* Begin *
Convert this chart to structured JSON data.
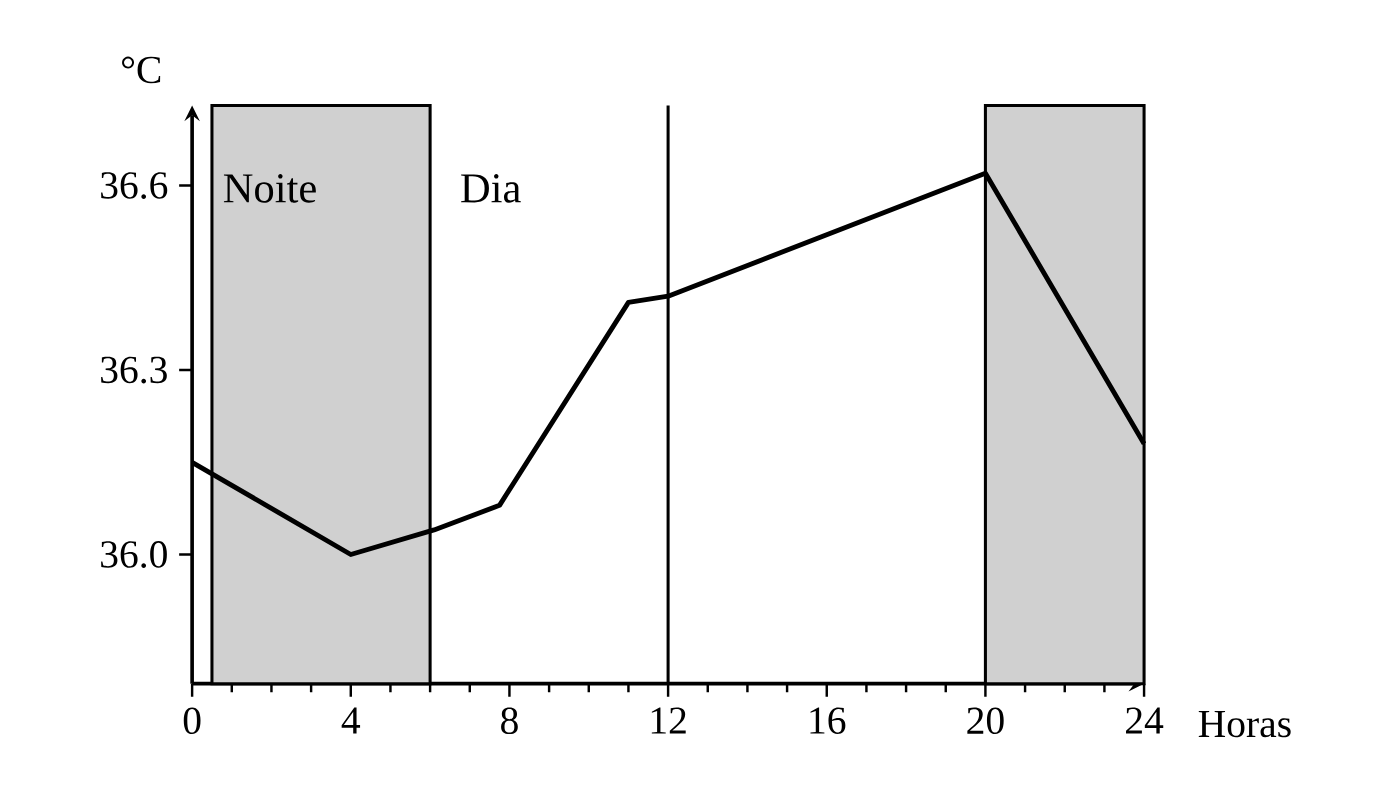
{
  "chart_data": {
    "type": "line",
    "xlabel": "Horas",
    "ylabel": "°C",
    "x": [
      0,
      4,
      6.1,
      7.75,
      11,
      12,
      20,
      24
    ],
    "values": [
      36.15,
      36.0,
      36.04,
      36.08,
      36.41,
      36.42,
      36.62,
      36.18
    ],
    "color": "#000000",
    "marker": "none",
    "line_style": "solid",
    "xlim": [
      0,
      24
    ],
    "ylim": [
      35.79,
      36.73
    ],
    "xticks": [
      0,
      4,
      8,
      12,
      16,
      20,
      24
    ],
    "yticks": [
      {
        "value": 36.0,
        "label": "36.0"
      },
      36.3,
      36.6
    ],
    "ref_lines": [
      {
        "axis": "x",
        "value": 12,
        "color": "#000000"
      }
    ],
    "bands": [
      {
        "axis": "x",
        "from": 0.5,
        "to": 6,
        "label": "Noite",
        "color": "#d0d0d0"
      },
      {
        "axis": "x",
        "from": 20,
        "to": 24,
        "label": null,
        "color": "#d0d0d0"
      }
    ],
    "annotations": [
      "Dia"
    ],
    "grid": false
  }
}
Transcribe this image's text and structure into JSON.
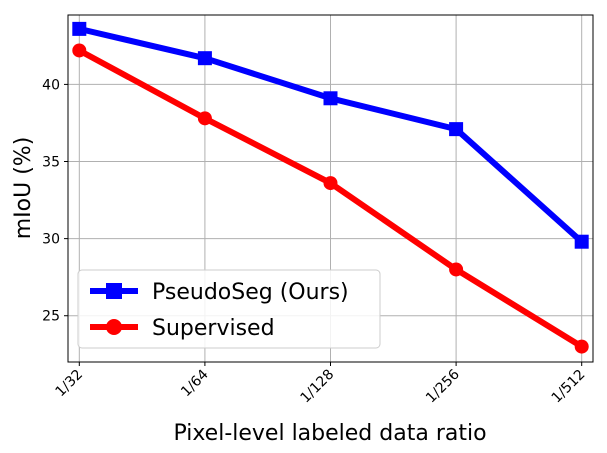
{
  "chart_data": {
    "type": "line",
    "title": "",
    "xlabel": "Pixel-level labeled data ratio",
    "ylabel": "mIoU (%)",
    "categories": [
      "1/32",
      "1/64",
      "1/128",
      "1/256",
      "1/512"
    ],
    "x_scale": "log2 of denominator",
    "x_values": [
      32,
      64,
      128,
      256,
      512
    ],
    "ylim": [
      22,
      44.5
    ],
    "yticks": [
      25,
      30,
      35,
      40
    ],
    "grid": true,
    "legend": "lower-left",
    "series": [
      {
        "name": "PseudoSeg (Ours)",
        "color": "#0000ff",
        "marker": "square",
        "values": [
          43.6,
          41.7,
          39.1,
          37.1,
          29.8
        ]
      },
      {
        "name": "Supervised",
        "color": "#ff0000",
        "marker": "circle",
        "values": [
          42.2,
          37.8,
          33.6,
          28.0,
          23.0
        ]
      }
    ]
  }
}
* End *
* Begin *
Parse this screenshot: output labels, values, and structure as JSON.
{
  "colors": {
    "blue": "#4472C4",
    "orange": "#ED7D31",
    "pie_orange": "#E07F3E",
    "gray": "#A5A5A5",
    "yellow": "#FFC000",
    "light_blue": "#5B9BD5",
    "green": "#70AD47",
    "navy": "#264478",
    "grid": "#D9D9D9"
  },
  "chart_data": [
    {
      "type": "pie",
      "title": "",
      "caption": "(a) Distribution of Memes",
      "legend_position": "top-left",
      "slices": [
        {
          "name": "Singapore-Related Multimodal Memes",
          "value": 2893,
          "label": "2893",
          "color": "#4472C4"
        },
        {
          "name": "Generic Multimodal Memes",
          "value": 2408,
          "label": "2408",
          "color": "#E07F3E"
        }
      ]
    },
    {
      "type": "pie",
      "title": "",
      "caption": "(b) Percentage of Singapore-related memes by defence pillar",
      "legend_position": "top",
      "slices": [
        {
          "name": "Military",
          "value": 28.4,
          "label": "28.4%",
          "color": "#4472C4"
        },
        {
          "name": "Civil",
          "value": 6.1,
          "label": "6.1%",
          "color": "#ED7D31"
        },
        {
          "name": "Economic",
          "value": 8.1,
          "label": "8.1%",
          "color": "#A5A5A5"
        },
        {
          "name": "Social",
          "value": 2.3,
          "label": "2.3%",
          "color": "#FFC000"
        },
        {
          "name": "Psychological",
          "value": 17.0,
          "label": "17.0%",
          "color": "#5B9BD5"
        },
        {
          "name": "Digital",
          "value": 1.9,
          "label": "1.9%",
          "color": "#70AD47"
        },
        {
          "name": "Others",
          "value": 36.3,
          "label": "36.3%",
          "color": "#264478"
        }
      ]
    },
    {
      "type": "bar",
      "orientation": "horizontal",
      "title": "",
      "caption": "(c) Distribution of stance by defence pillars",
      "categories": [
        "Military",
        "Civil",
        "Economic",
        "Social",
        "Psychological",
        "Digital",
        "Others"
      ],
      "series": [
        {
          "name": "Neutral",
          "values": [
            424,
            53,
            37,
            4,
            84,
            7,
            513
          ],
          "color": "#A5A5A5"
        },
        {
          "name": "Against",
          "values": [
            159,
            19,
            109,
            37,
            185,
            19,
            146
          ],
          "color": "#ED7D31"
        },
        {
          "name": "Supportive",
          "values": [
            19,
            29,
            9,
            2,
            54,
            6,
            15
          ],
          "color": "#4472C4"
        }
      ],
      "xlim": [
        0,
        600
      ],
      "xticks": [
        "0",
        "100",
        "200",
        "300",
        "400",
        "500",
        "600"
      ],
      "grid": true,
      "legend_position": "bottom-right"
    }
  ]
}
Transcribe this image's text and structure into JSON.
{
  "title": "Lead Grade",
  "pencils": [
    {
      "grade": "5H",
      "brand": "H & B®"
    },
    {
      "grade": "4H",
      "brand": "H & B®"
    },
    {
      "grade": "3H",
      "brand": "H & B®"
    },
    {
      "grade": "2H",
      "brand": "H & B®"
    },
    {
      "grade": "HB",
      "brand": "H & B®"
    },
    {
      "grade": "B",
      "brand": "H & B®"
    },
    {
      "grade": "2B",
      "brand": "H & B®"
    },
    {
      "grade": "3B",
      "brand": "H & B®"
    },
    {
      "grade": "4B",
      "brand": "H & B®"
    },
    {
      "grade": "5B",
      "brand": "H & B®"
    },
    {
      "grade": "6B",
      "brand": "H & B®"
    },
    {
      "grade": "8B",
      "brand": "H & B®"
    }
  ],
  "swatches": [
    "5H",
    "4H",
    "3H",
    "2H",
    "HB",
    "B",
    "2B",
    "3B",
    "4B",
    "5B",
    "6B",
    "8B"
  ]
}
* End *
▶ [The exercise]
What is the number of lines holding the word "Singapore"? State it alone.

▶ [Output below]
2